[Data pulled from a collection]
-----
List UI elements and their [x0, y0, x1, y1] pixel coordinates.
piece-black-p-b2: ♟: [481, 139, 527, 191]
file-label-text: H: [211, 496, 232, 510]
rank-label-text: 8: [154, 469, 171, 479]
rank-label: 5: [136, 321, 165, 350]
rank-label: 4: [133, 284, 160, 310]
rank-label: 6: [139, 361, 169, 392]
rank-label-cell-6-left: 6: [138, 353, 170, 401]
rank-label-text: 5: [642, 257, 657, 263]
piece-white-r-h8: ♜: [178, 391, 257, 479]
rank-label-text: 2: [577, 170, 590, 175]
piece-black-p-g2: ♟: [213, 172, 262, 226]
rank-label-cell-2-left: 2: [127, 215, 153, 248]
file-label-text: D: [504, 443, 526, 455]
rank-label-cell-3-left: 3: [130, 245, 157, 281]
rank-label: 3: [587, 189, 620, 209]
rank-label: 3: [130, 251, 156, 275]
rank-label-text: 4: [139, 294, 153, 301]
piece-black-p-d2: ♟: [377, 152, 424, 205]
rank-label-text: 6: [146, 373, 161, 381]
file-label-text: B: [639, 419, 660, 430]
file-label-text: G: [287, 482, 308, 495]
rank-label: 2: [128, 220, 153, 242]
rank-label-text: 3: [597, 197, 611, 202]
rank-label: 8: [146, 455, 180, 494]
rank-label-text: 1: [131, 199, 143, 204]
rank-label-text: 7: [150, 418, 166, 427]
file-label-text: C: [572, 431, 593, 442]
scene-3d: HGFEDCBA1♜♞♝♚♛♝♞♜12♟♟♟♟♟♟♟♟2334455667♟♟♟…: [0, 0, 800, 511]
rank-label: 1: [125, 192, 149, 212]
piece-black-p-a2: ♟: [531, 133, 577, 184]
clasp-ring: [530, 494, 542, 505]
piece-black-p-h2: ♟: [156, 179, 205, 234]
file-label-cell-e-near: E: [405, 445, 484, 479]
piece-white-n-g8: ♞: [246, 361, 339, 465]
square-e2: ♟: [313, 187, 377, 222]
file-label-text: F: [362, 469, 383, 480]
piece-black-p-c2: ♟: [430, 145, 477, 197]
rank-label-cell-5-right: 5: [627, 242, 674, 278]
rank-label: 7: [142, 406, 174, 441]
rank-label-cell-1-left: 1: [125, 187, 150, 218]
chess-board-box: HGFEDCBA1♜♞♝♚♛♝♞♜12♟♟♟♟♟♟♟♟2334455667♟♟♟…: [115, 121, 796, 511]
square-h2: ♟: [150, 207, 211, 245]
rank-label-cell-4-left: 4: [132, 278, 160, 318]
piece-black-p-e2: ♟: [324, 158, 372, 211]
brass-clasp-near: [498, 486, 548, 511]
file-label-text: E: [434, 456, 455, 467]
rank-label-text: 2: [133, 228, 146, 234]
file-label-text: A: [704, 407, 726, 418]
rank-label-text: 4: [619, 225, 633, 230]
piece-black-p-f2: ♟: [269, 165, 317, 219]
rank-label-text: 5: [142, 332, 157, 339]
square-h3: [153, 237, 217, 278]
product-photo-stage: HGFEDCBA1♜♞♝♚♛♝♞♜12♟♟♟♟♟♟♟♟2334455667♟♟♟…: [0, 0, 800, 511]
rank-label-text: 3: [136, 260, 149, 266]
-----
*TASK DETAILS:*
Pull out every line of the listing above and reproduce each one without any changes.

*ANSWER BELOW:*
List UI elements and their [x0, y0, x1, y1] pixel coordinates.
piece-black-p-b2: ♟: [481, 139, 527, 191]
file-label-text: H: [211, 496, 232, 510]
rank-label-text: 8: [154, 469, 171, 479]
rank-label: 5: [136, 321, 165, 350]
rank-label: 4: [133, 284, 160, 310]
rank-label: 6: [139, 361, 169, 392]
rank-label-cell-6-left: 6: [138, 353, 170, 401]
rank-label-text: 5: [642, 257, 657, 263]
piece-white-r-h8: ♜: [178, 391, 257, 479]
rank-label-text: 2: [577, 170, 590, 175]
piece-black-p-g2: ♟: [213, 172, 262, 226]
rank-label-cell-2-left: 2: [127, 215, 153, 248]
file-label-text: D: [504, 443, 526, 455]
rank-label-cell-3-left: 3: [130, 245, 157, 281]
rank-label: 3: [587, 189, 620, 209]
rank-label: 3: [130, 251, 156, 275]
rank-label-text: 4: [139, 294, 153, 301]
piece-black-p-d2: ♟: [377, 152, 424, 205]
rank-label-text: 6: [146, 373, 161, 381]
file-label-text: B: [639, 419, 660, 430]
file-label-text: G: [287, 482, 308, 495]
rank-label: 2: [128, 220, 153, 242]
rank-label-text: 3: [597, 197, 611, 202]
rank-label: 8: [146, 455, 180, 494]
rank-label-text: 1: [131, 199, 143, 204]
rank-label-text: 7: [150, 418, 166, 427]
file-label-text: C: [572, 431, 593, 442]
scene-3d: HGFEDCBA1♜♞♝♚♛♝♞♜12♟♟♟♟♟♟♟♟2334455667♟♟♟…: [0, 0, 800, 511]
rank-label: 1: [125, 192, 149, 212]
piece-black-p-a2: ♟: [531, 133, 577, 184]
clasp-ring: [530, 494, 542, 505]
piece-black-p-h2: ♟: [156, 179, 205, 234]
file-label-cell-e-near: E: [405, 445, 484, 479]
piece-white-n-g8: ♞: [246, 361, 339, 465]
square-e2: ♟: [313, 187, 377, 222]
file-label-text: F: [362, 469, 383, 480]
piece-black-p-c2: ♟: [430, 145, 477, 197]
rank-label-cell-5-right: 5: [627, 242, 674, 278]
rank-label: 7: [142, 406, 174, 441]
rank-label-cell-1-left: 1: [125, 187, 150, 218]
chess-board-box: HGFEDCBA1♜♞♝♚♛♝♞♜12♟♟♟♟♟♟♟♟2334455667♟♟♟…: [115, 121, 796, 511]
square-h2: ♟: [150, 207, 211, 245]
rank-label-cell-4-left: 4: [132, 278, 160, 318]
piece-black-p-e2: ♟: [324, 158, 372, 211]
brass-clasp-near: [498, 486, 548, 511]
file-label-text: E: [434, 456, 455, 467]
rank-label-text: 2: [133, 228, 146, 234]
file-label-text: A: [704, 407, 726, 418]
rank-label-text: 4: [619, 225, 633, 230]
piece-black-p-f2: ♟: [269, 165, 317, 219]
rank-label-text: 5: [142, 332, 157, 339]
square-h3: [153, 237, 217, 278]
product-photo-stage: HGFEDCBA1♜♞♝♚♛♝♞♜12♟♟♟♟♟♟♟♟2334455667♟♟♟…: [0, 0, 800, 511]
rank-label-text: 3: [136, 260, 149, 266]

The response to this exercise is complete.